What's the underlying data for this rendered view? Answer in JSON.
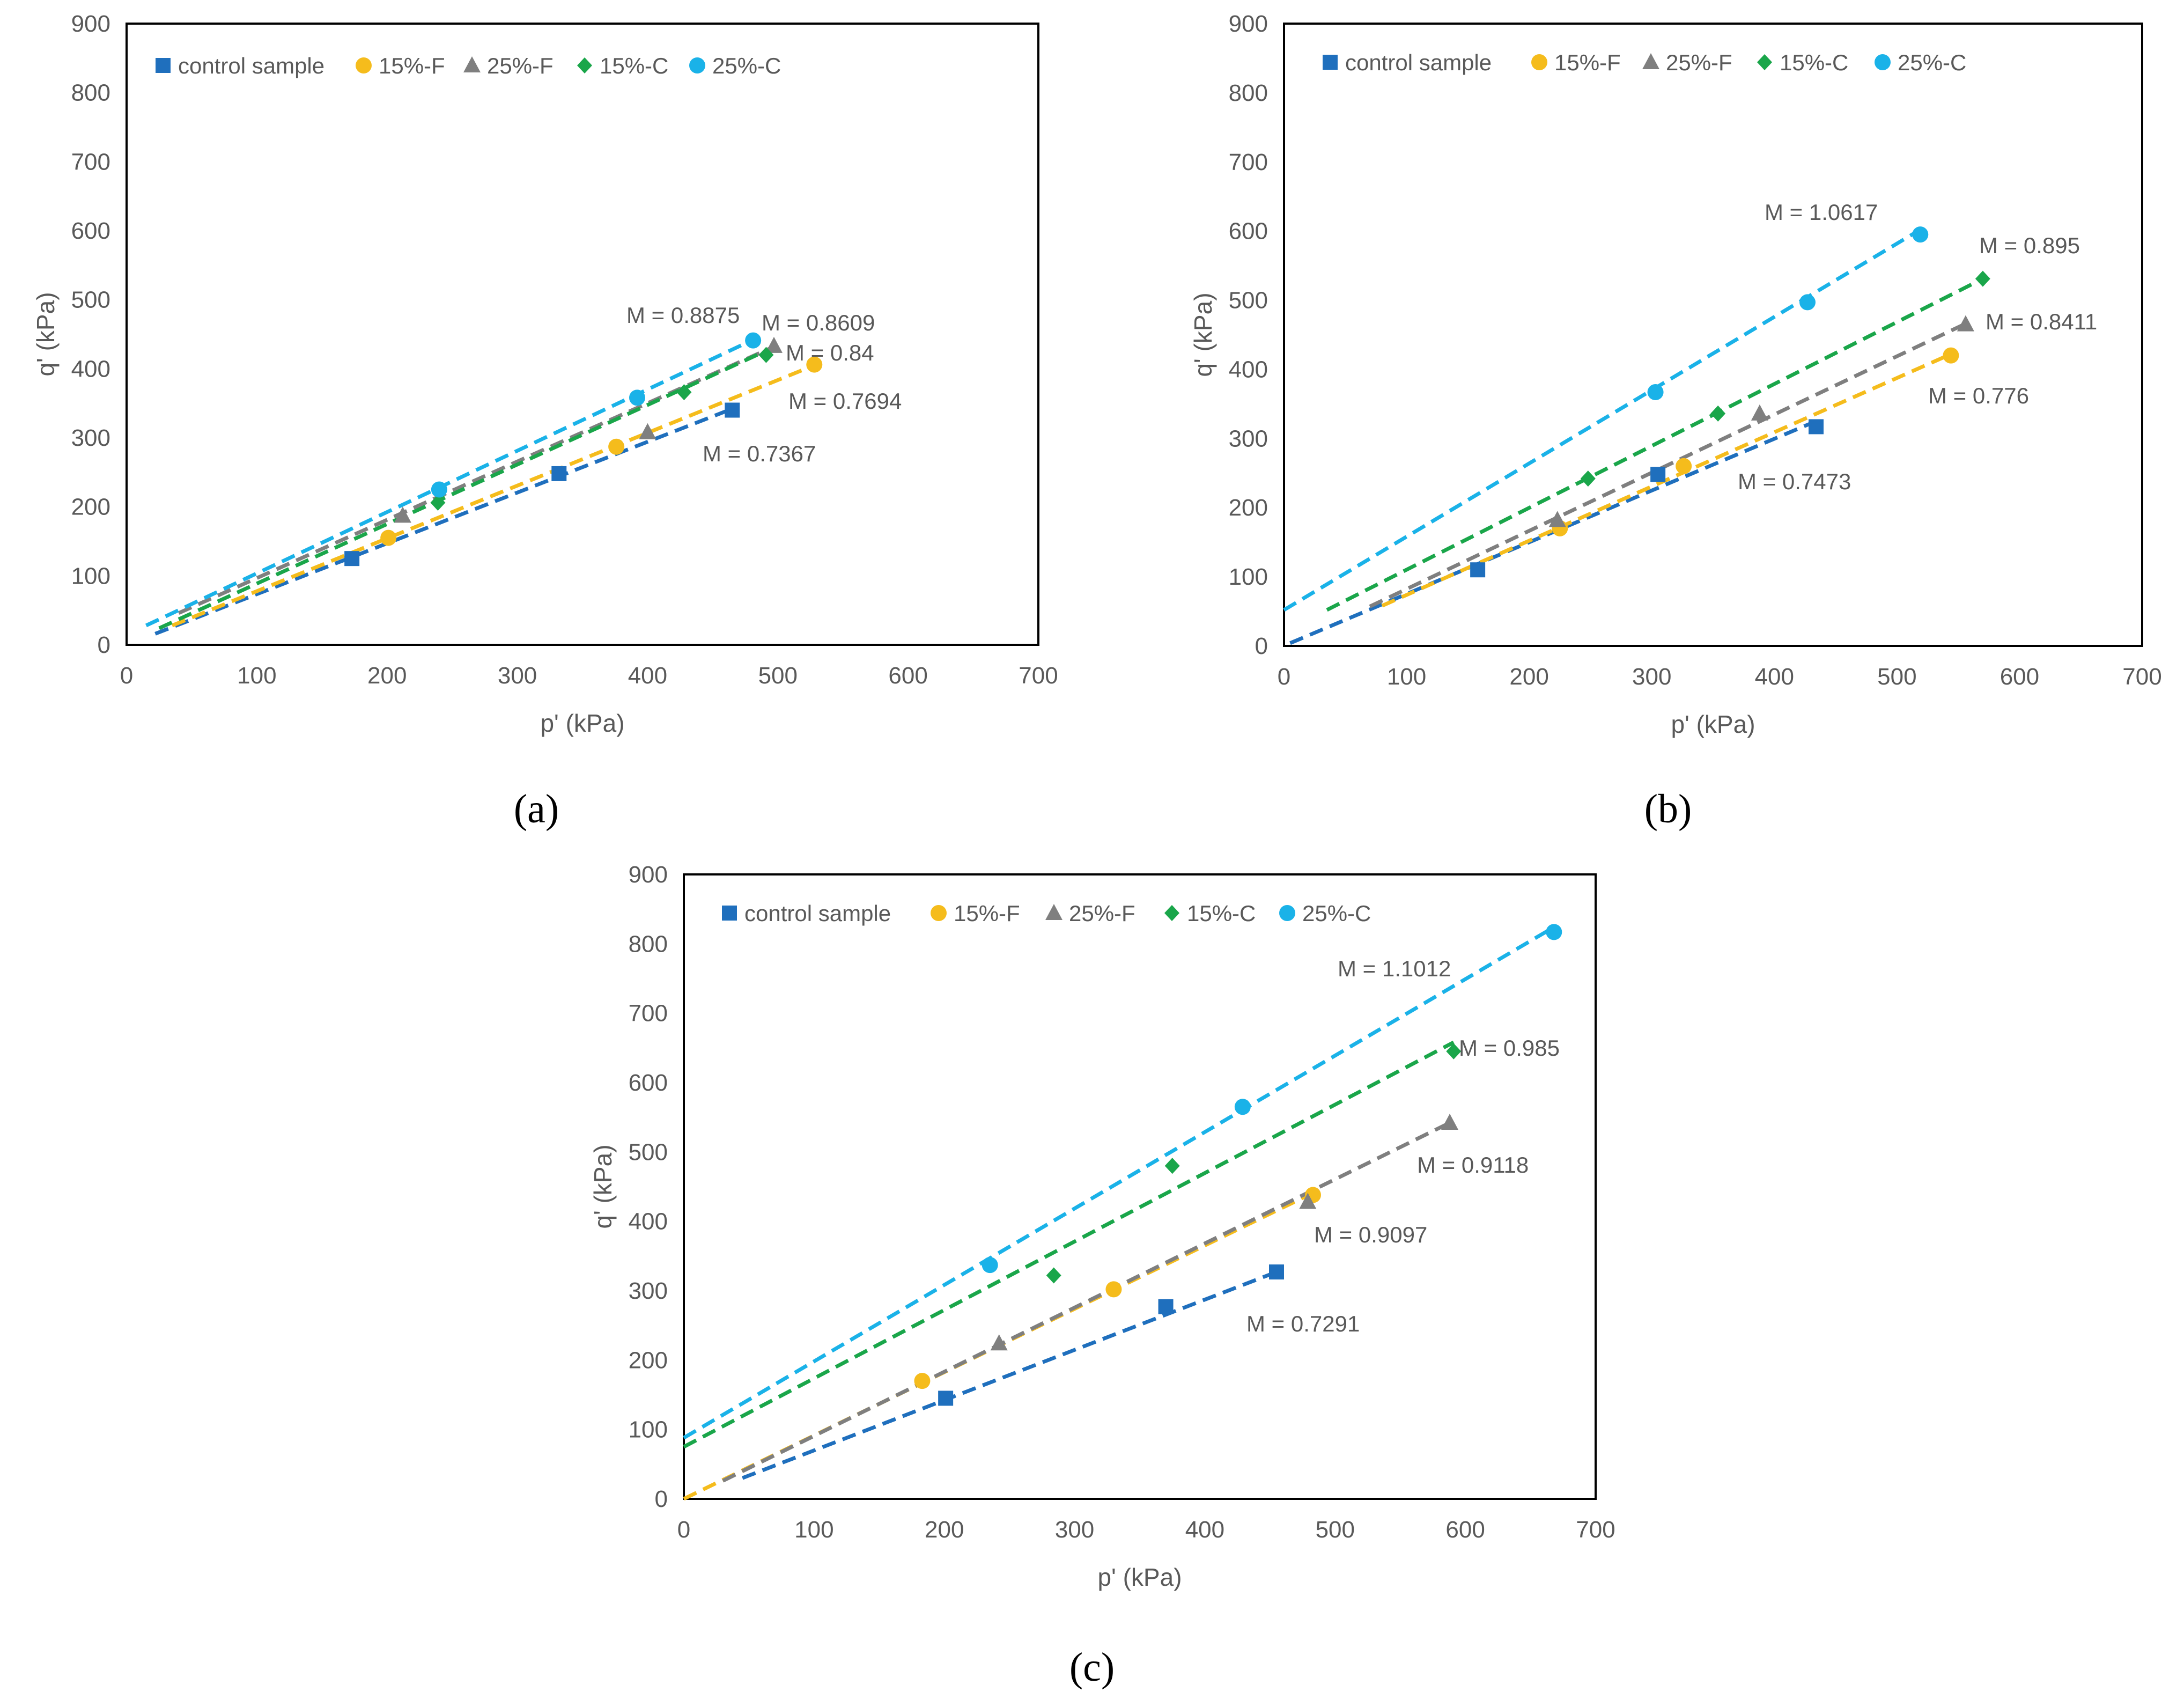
{
  "figure": {
    "captions": [
      "(a)",
      "(b)",
      "(c)"
    ],
    "legend_labels": [
      "control sample",
      "15%-F",
      "25%-F",
      "15%-C",
      "25%-C"
    ],
    "colors": {
      "control sample": "#1f6fbd",
      "15%-F": "#f5bc1c",
      "25%-F": "#7f7f7f",
      "15%-C": "#1aa64a",
      "25%-C": "#1ab2e8"
    },
    "markers": {
      "control sample": "square",
      "15%-F": "circle",
      "25%-F": "triangle",
      "15%-C": "diamond",
      "25%-C": "circle"
    }
  },
  "chart_data": [
    {
      "type": "scatter",
      "panel": "(a)",
      "xlabel": "p' (kPa)",
      "ylabel": "q' (kPa)",
      "xlim": [
        0,
        700
      ],
      "ylim": [
        0,
        900
      ],
      "xticks": [
        0,
        100,
        200,
        300,
        400,
        500,
        600,
        700
      ],
      "yticks": [
        0,
        100,
        200,
        300,
        400,
        500,
        600,
        700,
        800,
        900
      ],
      "grid": false,
      "legend_position": "top-left",
      "series": [
        {
          "name": "control sample",
          "x": [
            173,
            332,
            465
          ],
          "y": [
            125,
            248,
            340
          ],
          "trend": {
            "x": [
              22,
              465
            ],
            "y": [
              16,
              342
            ]
          },
          "m_label": "M = 0.7367"
        },
        {
          "name": "15%-F",
          "x": [
            201,
            376,
            528
          ],
          "y": [
            155,
            287,
            406
          ],
          "trend": {
            "x": [
              35,
              528
            ],
            "y": [
              28,
              405
            ]
          },
          "m_label": "M = 0.7694"
        },
        {
          "name": "25%-F",
          "x": [
            212,
            400,
            497
          ],
          "y": [
            187,
            308,
            433
          ],
          "trend": {
            "x": [
              40,
              497
            ],
            "y": [
              46,
              432
            ]
          },
          "m_label": "M = 0.84"
        },
        {
          "name": "15%-C",
          "x": [
            239,
            428,
            491
          ],
          "y": [
            206,
            366,
            420
          ],
          "trend": {
            "x": [
              25,
              491
            ],
            "y": [
              24,
              426
            ]
          },
          "m_label": "M = 0.8609"
        },
        {
          "name": "25%-C",
          "x": [
            240,
            392,
            481
          ],
          "y": [
            225,
            358,
            441
          ],
          "trend": {
            "x": [
              15,
              481
            ],
            "y": [
              28,
              442
            ]
          },
          "m_label": "M = 0.8875"
        }
      ]
    },
    {
      "type": "scatter",
      "panel": "(b)",
      "xlabel": "p' (kPa)",
      "ylabel": "q' (kPa)",
      "xlim": [
        0,
        700
      ],
      "ylim": [
        0,
        900
      ],
      "xticks": [
        0,
        100,
        200,
        300,
        400,
        500,
        600,
        700
      ],
      "yticks": [
        0,
        100,
        200,
        300,
        400,
        500,
        600,
        700,
        800,
        900
      ],
      "grid": false,
      "legend_position": "top-left",
      "series": [
        {
          "name": "control sample",
          "x": [
            158,
            305,
            434
          ],
          "y": [
            110,
            248,
            317
          ],
          "trend": {
            "x": [
              5,
              434
            ],
            "y": [
              4,
              325
            ]
          },
          "m_label": "M = 0.7473"
        },
        {
          "name": "15%-F",
          "x": [
            225,
            326,
            544
          ],
          "y": [
            170,
            260,
            420
          ],
          "trend": {
            "x": [
              80,
              544
            ],
            "y": [
              58,
              422
            ]
          },
          "m_label": "M = 0.776"
        },
        {
          "name": "25%-F",
          "x": [
            223,
            388,
            556
          ],
          "y": [
            182,
            336,
            465
          ],
          "trend": {
            "x": [
              70,
              556
            ],
            "y": [
              57,
              466
            ]
          },
          "m_label": "M = 0.8411"
        },
        {
          "name": "15%-C",
          "x": [
            248,
            354,
            570
          ],
          "y": [
            242,
            336,
            531
          ],
          "trend": {
            "x": [
              35,
              570
            ],
            "y": [
              52,
              531
            ]
          },
          "m_label": "M = 0.895"
        },
        {
          "name": "25%-C",
          "x": [
            303,
            427,
            519
          ],
          "y": [
            367,
            497,
            595
          ],
          "trend": {
            "x": [
              0,
              519
            ],
            "y": [
              52,
              602
            ]
          },
          "m_label": "M = 1.0617"
        }
      ]
    },
    {
      "type": "scatter",
      "panel": "(c)",
      "xlabel": "p' (kPa)",
      "ylabel": "q' (kPa)",
      "xlim": [
        0,
        700
      ],
      "ylim": [
        0,
        900
      ],
      "xticks": [
        0,
        100,
        200,
        300,
        400,
        500,
        600,
        700
      ],
      "yticks": [
        0,
        100,
        200,
        300,
        400,
        500,
        600,
        700,
        800,
        900
      ],
      "grid": false,
      "legend_position": "top-left",
      "series": [
        {
          "name": "control sample",
          "x": [
            201,
            370,
            455
          ],
          "y": [
            145,
            277,
            327
          ],
          "trend": {
            "x": [
              45,
              455
            ],
            "y": [
              30,
              327
            ]
          },
          "m_label": "M = 0.7291"
        },
        {
          "name": "15%-F",
          "x": [
            183,
            330,
            483
          ],
          "y": [
            170,
            302,
            438
          ],
          "trend": {
            "x": [
              0,
              483
            ],
            "y": [
              0,
              441
            ]
          },
          "m_label": "M = 0.9097"
        },
        {
          "name": "25%-F",
          "x": [
            242,
            479,
            588
          ],
          "y": [
            224,
            428,
            542
          ],
          "trend": {
            "x": [
              30,
              588
            ],
            "y": [
              26,
              542
            ]
          },
          "m_label": "M = 0.9118"
        },
        {
          "name": "15%-C",
          "x": [
            284,
            375,
            591
          ],
          "y": [
            322,
            480,
            645
          ],
          "trend": {
            "x": [
              0,
              591
            ],
            "y": [
              75,
              658
            ]
          },
          "m_label": "M = 0.985"
        },
        {
          "name": "25%-C",
          "x": [
            235,
            429,
            668
          ],
          "y": [
            337,
            565,
            817
          ],
          "trend": {
            "x": [
              0,
              668
            ],
            "y": [
              88,
              824
            ]
          },
          "m_label": "M = 1.1012"
        }
      ]
    }
  ]
}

#####

Work to complete →
The listing above must be printed again exactly, minus its pictures.

Task response →
What's the underlying data for this rendered view? Answer in JSON.
{
  "figure": {
    "captions": [
      "(a)",
      "(b)",
      "(c)"
    ],
    "legend_labels": [
      "control sample",
      "15%-F",
      "25%-F",
      "15%-C",
      "25%-C"
    ],
    "colors": {
      "control sample": "#1f6fbd",
      "15%-F": "#f5bc1c",
      "25%-F": "#7f7f7f",
      "15%-C": "#1aa64a",
      "25%-C": "#1ab2e8"
    },
    "markers": {
      "control sample": "square",
      "15%-F": "circle",
      "25%-F": "triangle",
      "15%-C": "diamond",
      "25%-C": "circle"
    }
  },
  "chart_data": [
    {
      "type": "scatter",
      "panel": "(a)",
      "xlabel": "p' (kPa)",
      "ylabel": "q' (kPa)",
      "xlim": [
        0,
        700
      ],
      "ylim": [
        0,
        900
      ],
      "xticks": [
        0,
        100,
        200,
        300,
        400,
        500,
        600,
        700
      ],
      "yticks": [
        0,
        100,
        200,
        300,
        400,
        500,
        600,
        700,
        800,
        900
      ],
      "grid": false,
      "legend_position": "top-left",
      "series": [
        {
          "name": "control sample",
          "x": [
            173,
            332,
            465
          ],
          "y": [
            125,
            248,
            340
          ],
          "trend": {
            "x": [
              22,
              465
            ],
            "y": [
              16,
              342
            ]
          },
          "m_label": "M = 0.7367"
        },
        {
          "name": "15%-F",
          "x": [
            201,
            376,
            528
          ],
          "y": [
            155,
            287,
            406
          ],
          "trend": {
            "x": [
              35,
              528
            ],
            "y": [
              28,
              405
            ]
          },
          "m_label": "M = 0.7694"
        },
        {
          "name": "25%-F",
          "x": [
            212,
            400,
            497
          ],
          "y": [
            187,
            308,
            433
          ],
          "trend": {
            "x": [
              40,
              497
            ],
            "y": [
              46,
              432
            ]
          },
          "m_label": "M = 0.84"
        },
        {
          "name": "15%-C",
          "x": [
            239,
            428,
            491
          ],
          "y": [
            206,
            366,
            420
          ],
          "trend": {
            "x": [
              25,
              491
            ],
            "y": [
              24,
              426
            ]
          },
          "m_label": "M = 0.8609"
        },
        {
          "name": "25%-C",
          "x": [
            240,
            392,
            481
          ],
          "y": [
            225,
            358,
            441
          ],
          "trend": {
            "x": [
              15,
              481
            ],
            "y": [
              28,
              442
            ]
          },
          "m_label": "M = 0.8875"
        }
      ]
    },
    {
      "type": "scatter",
      "panel": "(b)",
      "xlabel": "p' (kPa)",
      "ylabel": "q' (kPa)",
      "xlim": [
        0,
        700
      ],
      "ylim": [
        0,
        900
      ],
      "xticks": [
        0,
        100,
        200,
        300,
        400,
        500,
        600,
        700
      ],
      "yticks": [
        0,
        100,
        200,
        300,
        400,
        500,
        600,
        700,
        800,
        900
      ],
      "grid": false,
      "legend_position": "top-left",
      "series": [
        {
          "name": "control sample",
          "x": [
            158,
            305,
            434
          ],
          "y": [
            110,
            248,
            317
          ],
          "trend": {
            "x": [
              5,
              434
            ],
            "y": [
              4,
              325
            ]
          },
          "m_label": "M = 0.7473"
        },
        {
          "name": "15%-F",
          "x": [
            225,
            326,
            544
          ],
          "y": [
            170,
            260,
            420
          ],
          "trend": {
            "x": [
              80,
              544
            ],
            "y": [
              58,
              422
            ]
          },
          "m_label": "M = 0.776"
        },
        {
          "name": "25%-F",
          "x": [
            223,
            388,
            556
          ],
          "y": [
            182,
            336,
            465
          ],
          "trend": {
            "x": [
              70,
              556
            ],
            "y": [
              57,
              466
            ]
          },
          "m_label": "M = 0.8411"
        },
        {
          "name": "15%-C",
          "x": [
            248,
            354,
            570
          ],
          "y": [
            242,
            336,
            531
          ],
          "trend": {
            "x": [
              35,
              570
            ],
            "y": [
              52,
              531
            ]
          },
          "m_label": "M = 0.895"
        },
        {
          "name": "25%-C",
          "x": [
            303,
            427,
            519
          ],
          "y": [
            367,
            497,
            595
          ],
          "trend": {
            "x": [
              0,
              519
            ],
            "y": [
              52,
              602
            ]
          },
          "m_label": "M = 1.0617"
        }
      ]
    },
    {
      "type": "scatter",
      "panel": "(c)",
      "xlabel": "p' (kPa)",
      "ylabel": "q' (kPa)",
      "xlim": [
        0,
        700
      ],
      "ylim": [
        0,
        900
      ],
      "xticks": [
        0,
        100,
        200,
        300,
        400,
        500,
        600,
        700
      ],
      "yticks": [
        0,
        100,
        200,
        300,
        400,
        500,
        600,
        700,
        800,
        900
      ],
      "grid": false,
      "legend_position": "top-left",
      "series": [
        {
          "name": "control sample",
          "x": [
            201,
            370,
            455
          ],
          "y": [
            145,
            277,
            327
          ],
          "trend": {
            "x": [
              45,
              455
            ],
            "y": [
              30,
              327
            ]
          },
          "m_label": "M = 0.7291"
        },
        {
          "name": "15%-F",
          "x": [
            183,
            330,
            483
          ],
          "y": [
            170,
            302,
            438
          ],
          "trend": {
            "x": [
              0,
              483
            ],
            "y": [
              0,
              441
            ]
          },
          "m_label": "M = 0.9097"
        },
        {
          "name": "25%-F",
          "x": [
            242,
            479,
            588
          ],
          "y": [
            224,
            428,
            542
          ],
          "trend": {
            "x": [
              30,
              588
            ],
            "y": [
              26,
              542
            ]
          },
          "m_label": "M = 0.9118"
        },
        {
          "name": "15%-C",
          "x": [
            284,
            375,
            591
          ],
          "y": [
            322,
            480,
            645
          ],
          "trend": {
            "x": [
              0,
              591
            ],
            "y": [
              75,
              658
            ]
          },
          "m_label": "M = 0.985"
        },
        {
          "name": "25%-C",
          "x": [
            235,
            429,
            668
          ],
          "y": [
            337,
            565,
            817
          ],
          "trend": {
            "x": [
              0,
              668
            ],
            "y": [
              88,
              824
            ]
          },
          "m_label": "M = 1.1012"
        }
      ]
    }
  ]
}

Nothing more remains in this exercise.